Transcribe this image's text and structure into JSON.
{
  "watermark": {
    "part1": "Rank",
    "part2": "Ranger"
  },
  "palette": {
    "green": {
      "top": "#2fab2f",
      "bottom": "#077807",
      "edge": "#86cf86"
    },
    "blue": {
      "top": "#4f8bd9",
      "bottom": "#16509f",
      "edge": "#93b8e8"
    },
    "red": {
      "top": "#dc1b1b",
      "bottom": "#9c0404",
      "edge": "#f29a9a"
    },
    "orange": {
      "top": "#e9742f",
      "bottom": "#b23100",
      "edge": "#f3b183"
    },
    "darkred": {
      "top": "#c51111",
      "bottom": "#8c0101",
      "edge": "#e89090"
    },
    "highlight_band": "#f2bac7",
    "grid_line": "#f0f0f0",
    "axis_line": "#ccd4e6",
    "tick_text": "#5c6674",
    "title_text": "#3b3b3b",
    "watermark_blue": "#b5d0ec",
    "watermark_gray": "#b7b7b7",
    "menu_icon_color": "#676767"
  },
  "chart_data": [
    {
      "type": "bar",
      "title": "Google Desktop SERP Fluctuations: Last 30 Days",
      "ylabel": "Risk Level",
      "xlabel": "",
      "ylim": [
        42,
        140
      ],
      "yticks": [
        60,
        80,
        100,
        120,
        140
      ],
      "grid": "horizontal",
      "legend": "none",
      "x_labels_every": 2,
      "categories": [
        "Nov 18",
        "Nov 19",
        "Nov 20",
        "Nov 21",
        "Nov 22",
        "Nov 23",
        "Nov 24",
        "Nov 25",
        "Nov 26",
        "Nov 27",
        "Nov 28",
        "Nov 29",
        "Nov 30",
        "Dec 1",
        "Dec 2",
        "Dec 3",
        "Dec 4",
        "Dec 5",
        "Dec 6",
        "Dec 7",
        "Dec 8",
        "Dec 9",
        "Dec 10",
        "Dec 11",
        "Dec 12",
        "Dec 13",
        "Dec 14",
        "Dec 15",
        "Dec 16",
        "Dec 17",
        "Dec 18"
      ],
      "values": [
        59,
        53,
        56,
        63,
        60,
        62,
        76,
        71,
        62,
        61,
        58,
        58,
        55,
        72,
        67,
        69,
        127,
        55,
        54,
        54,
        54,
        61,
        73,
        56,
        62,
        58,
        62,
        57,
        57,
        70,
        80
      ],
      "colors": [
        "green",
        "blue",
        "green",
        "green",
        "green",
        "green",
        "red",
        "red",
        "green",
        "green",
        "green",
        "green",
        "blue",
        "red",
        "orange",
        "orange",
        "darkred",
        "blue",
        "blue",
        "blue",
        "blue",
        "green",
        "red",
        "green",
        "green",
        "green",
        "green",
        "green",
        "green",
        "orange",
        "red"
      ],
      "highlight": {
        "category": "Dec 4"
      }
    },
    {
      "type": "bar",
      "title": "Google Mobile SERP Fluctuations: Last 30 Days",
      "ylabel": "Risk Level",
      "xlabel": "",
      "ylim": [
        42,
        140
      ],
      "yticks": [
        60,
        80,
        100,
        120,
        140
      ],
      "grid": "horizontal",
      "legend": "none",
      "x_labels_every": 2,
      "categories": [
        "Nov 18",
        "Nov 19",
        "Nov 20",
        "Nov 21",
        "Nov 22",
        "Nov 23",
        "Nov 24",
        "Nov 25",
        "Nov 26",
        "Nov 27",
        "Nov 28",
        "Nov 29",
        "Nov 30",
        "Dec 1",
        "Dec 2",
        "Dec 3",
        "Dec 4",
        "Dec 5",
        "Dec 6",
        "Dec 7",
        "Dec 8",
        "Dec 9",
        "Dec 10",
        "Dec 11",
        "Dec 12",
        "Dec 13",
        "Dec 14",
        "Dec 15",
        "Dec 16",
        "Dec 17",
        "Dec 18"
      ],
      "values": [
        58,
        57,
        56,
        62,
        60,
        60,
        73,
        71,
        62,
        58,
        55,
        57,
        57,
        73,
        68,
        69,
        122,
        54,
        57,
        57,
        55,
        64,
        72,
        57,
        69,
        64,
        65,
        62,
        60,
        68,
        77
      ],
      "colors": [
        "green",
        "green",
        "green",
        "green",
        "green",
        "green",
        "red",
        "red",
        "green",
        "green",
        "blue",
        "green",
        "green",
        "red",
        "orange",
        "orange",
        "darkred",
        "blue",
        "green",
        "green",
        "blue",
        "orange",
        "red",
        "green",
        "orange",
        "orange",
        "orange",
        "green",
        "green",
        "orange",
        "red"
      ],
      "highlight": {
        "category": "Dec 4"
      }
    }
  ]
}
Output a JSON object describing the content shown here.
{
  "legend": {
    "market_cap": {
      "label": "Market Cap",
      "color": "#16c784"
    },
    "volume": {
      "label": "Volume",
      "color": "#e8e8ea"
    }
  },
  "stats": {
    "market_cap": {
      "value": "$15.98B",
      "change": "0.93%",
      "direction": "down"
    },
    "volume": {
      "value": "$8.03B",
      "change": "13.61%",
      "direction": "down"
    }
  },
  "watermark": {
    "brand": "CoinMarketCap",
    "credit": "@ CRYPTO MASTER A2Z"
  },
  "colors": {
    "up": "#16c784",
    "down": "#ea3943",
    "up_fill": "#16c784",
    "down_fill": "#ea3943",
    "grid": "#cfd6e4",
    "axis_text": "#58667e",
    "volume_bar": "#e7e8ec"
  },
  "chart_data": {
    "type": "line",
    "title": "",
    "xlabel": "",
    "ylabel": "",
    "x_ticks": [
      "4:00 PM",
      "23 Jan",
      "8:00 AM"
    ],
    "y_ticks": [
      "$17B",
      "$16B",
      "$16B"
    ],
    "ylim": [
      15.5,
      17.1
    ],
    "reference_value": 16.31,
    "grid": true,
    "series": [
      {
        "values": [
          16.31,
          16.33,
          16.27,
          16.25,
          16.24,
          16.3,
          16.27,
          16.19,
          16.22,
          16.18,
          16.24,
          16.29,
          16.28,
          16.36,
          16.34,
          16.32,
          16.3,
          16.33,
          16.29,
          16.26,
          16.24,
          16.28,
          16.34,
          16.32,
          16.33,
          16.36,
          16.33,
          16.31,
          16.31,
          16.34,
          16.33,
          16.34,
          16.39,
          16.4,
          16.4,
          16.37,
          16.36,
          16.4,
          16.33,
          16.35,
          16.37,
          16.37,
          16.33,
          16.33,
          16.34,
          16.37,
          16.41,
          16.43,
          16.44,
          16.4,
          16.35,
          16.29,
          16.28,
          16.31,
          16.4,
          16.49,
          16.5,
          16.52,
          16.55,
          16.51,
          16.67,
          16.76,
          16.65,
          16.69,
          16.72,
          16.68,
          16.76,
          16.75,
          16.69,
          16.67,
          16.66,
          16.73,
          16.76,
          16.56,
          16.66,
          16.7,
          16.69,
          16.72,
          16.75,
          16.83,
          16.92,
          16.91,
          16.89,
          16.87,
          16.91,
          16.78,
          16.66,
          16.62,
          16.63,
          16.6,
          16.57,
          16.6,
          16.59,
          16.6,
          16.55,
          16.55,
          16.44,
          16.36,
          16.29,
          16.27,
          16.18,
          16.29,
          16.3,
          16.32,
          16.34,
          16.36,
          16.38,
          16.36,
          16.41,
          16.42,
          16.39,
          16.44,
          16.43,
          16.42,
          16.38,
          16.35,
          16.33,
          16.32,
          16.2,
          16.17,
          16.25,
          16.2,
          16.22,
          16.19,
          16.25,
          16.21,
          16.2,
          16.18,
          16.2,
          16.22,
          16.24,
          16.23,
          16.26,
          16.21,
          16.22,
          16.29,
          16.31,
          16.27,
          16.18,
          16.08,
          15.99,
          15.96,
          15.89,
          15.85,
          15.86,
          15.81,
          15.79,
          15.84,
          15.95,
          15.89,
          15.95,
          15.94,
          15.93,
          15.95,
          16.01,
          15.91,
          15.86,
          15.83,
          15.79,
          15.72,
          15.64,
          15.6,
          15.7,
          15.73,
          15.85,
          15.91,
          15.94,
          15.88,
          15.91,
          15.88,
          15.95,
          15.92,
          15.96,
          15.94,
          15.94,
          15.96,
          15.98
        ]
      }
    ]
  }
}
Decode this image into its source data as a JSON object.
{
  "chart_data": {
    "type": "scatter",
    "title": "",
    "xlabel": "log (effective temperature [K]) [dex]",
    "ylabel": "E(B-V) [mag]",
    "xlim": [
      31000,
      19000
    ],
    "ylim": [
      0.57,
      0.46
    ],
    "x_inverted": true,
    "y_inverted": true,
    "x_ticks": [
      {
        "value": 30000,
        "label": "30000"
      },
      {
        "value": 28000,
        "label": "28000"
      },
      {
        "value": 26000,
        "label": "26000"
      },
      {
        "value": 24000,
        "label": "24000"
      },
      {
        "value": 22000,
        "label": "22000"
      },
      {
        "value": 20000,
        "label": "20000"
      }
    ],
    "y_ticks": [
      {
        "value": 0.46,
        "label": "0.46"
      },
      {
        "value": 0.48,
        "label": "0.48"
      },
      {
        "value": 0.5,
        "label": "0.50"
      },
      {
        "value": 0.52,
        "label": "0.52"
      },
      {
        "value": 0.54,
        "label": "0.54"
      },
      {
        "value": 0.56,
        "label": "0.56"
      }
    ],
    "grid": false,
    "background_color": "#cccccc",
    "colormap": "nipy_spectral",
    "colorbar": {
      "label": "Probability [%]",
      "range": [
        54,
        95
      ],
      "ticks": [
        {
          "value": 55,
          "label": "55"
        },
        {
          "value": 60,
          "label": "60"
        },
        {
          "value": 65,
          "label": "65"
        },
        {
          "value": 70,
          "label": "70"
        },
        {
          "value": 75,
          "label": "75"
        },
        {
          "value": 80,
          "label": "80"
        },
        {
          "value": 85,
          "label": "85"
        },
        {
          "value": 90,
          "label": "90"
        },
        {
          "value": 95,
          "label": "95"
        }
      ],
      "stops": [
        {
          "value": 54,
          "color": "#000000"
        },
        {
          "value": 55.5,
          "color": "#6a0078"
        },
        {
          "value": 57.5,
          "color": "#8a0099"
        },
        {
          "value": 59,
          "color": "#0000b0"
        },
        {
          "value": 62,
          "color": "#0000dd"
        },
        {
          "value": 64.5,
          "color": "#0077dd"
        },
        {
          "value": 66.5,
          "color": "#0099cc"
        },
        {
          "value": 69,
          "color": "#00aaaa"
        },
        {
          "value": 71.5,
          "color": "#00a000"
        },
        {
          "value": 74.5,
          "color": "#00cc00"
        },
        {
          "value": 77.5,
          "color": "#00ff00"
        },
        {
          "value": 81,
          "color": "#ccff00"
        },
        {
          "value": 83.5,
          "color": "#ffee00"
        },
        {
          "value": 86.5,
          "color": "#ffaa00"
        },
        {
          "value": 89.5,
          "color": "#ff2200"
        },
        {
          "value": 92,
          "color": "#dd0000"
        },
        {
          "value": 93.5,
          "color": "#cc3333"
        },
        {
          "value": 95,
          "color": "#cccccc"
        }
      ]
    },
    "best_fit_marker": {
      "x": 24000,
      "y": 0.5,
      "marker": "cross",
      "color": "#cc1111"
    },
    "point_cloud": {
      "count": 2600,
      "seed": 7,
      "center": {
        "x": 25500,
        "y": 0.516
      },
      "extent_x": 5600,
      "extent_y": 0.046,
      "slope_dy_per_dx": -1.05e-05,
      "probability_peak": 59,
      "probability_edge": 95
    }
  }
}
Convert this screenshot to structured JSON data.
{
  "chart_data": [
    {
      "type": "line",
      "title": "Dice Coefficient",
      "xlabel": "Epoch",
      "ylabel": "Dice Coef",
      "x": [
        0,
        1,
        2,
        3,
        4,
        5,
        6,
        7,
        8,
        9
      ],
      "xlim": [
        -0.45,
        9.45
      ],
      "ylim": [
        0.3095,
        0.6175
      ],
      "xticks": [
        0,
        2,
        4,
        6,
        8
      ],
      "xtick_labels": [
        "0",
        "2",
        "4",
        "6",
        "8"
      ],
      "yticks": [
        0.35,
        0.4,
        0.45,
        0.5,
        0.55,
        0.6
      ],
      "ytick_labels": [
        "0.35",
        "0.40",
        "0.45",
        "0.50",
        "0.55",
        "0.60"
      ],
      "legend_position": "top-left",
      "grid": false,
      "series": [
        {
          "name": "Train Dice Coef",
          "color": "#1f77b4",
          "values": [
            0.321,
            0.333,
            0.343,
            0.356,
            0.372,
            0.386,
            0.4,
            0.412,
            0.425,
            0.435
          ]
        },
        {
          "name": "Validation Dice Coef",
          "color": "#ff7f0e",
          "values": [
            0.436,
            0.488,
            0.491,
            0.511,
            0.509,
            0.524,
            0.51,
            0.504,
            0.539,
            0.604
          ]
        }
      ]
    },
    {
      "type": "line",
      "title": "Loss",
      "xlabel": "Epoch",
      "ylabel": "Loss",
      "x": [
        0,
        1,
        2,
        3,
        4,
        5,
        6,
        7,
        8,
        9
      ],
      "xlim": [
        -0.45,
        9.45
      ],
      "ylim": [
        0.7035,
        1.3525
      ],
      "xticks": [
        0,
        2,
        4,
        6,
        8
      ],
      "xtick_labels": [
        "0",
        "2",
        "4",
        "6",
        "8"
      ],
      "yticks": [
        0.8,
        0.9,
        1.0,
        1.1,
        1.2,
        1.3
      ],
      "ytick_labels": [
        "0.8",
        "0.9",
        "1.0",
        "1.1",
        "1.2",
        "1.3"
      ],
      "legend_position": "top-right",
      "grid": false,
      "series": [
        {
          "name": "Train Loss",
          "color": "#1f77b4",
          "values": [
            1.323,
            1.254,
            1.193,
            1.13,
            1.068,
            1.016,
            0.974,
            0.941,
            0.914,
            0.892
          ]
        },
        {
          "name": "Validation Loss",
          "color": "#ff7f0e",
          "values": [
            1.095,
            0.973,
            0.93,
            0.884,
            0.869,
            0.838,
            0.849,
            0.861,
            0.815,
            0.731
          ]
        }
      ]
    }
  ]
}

* * * * *

EXERCISE PROMPT:
List the lines of the material in which the word "this" occurs.

RESULT OF THE EXERCISE:
Transcribe this image's text and structure into JSON.
Decode this image into its source data as a JSON object.
Convert this screenshot to structured JSON data.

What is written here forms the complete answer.